Reading text:
[Start of section]

The incidence of MRP in this study was 29.0%, lower than that of several other studies which had rates of 63.3% to 70.8% [38, 39]. The rates of MRP occurrences and categories vary based on the study population and the classification tools used. In our study, the analyzed medications were long-term treatments for chronic diseases and might have already been optimized. Furthermore, the MRP evaluation was based on a retrospective review of electronic medical record systems. The most common MRP categories were dosage too low and unnecessary medication therapy. The results suggest that clinicians should not only pay attention to the overtreatment of patients with polypharmacy and streamline prescriptions but also be aware of the potential undertreatment [40, 41]. Suboptimal dosing increases the risk of disease exacerbation leading to increased utilization of healthcare resources [42, 43].

[End of section]

Records shown:
[Start of section]

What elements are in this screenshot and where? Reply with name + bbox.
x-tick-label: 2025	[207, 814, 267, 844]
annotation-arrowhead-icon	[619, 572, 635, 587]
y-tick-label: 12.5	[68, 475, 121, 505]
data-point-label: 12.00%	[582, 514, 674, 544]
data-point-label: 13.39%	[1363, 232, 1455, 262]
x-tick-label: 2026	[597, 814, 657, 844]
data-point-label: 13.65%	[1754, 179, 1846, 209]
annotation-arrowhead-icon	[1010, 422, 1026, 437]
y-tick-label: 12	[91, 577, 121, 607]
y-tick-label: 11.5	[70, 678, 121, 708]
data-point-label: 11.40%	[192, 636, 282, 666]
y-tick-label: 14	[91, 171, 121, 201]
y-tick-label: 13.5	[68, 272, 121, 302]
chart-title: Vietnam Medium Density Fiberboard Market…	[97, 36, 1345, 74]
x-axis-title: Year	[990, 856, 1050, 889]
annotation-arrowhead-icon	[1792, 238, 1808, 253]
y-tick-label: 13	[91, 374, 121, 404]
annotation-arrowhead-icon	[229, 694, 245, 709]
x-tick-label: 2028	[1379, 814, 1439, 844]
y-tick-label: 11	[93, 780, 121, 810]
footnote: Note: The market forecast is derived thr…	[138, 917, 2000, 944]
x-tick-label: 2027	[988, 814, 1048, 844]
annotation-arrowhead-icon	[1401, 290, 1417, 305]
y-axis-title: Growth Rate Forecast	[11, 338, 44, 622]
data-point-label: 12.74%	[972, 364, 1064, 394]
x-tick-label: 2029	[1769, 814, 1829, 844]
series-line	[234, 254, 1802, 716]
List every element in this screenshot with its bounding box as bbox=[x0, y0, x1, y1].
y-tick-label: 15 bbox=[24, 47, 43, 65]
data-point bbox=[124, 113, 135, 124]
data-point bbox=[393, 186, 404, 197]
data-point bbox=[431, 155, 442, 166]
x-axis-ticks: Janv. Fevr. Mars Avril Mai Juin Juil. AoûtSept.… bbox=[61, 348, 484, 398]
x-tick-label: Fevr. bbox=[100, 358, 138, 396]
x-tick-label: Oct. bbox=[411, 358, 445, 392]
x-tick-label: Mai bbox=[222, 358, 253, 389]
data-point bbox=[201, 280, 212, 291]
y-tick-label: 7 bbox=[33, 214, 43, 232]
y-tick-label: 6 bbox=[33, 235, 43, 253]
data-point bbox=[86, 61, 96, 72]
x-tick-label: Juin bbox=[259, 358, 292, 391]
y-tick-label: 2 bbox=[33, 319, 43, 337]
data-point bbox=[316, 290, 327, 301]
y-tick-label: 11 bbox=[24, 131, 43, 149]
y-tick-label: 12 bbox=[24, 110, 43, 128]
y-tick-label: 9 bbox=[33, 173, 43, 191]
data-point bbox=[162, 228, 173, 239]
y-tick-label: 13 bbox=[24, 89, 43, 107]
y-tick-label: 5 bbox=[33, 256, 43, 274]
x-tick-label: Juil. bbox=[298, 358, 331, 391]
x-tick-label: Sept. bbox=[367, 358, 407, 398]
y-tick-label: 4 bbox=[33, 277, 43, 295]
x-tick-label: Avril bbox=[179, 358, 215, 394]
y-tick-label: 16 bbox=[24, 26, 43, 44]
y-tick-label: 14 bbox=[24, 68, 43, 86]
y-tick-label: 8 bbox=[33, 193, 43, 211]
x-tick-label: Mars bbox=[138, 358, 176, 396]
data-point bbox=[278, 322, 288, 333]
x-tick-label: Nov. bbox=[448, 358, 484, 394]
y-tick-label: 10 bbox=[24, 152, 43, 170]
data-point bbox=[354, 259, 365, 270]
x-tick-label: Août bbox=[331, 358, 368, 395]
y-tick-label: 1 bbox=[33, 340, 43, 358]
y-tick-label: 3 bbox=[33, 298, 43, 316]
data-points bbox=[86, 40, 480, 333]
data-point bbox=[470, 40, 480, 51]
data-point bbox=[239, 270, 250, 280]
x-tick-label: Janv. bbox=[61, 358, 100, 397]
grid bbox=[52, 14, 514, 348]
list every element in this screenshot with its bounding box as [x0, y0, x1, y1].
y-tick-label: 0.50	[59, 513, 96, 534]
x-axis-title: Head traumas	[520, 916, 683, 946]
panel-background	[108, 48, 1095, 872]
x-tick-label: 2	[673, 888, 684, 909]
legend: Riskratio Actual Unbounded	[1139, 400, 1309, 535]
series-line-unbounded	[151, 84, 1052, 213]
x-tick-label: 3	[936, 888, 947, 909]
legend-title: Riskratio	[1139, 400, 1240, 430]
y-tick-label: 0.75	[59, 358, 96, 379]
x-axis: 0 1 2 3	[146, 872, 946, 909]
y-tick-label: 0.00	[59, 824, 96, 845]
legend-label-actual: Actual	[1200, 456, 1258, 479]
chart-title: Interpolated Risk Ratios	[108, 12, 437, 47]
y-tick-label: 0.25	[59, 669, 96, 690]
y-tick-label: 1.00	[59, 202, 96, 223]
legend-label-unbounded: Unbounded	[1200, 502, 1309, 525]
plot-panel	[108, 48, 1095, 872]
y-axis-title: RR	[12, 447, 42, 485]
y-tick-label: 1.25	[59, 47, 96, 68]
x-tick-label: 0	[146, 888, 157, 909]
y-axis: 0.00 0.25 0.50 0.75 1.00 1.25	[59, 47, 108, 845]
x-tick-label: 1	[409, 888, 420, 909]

[End of section]

List of tasks:
1) In the MRP passage, which two MRP categories were the most common?
2) Print the MRP passage from "The incidence of" to "resources [42, 43].".

Exercise responses:
1) Dosage too low and unnecessary medication therapy.

2)
The incidence of MRP in this study was 29.0%, lower than that of several other studies which had rates of 63.3% to 70.8% [38, 39]. The rates of MRP occurrences and categories vary based on the study population and the classification tools used. In our study, the analyzed medications were long-term treatments for chronic diseases and might have already been optimized. Furthermore, the MRP evaluation was based on a retrospective review of electronic medical record systems. The most common MRP categories were dosage too low and unnecessary medication therapy. The results suggest that clinicians should not only pay attention to the overtreatment of patients with polypharmacy and streamline prescriptions but also be aware of the potential undertreatment [40, 41]. Suboptimal dosing increases the risk of disease exacerbation leading to increased utilization of healthcare resources [42, 43].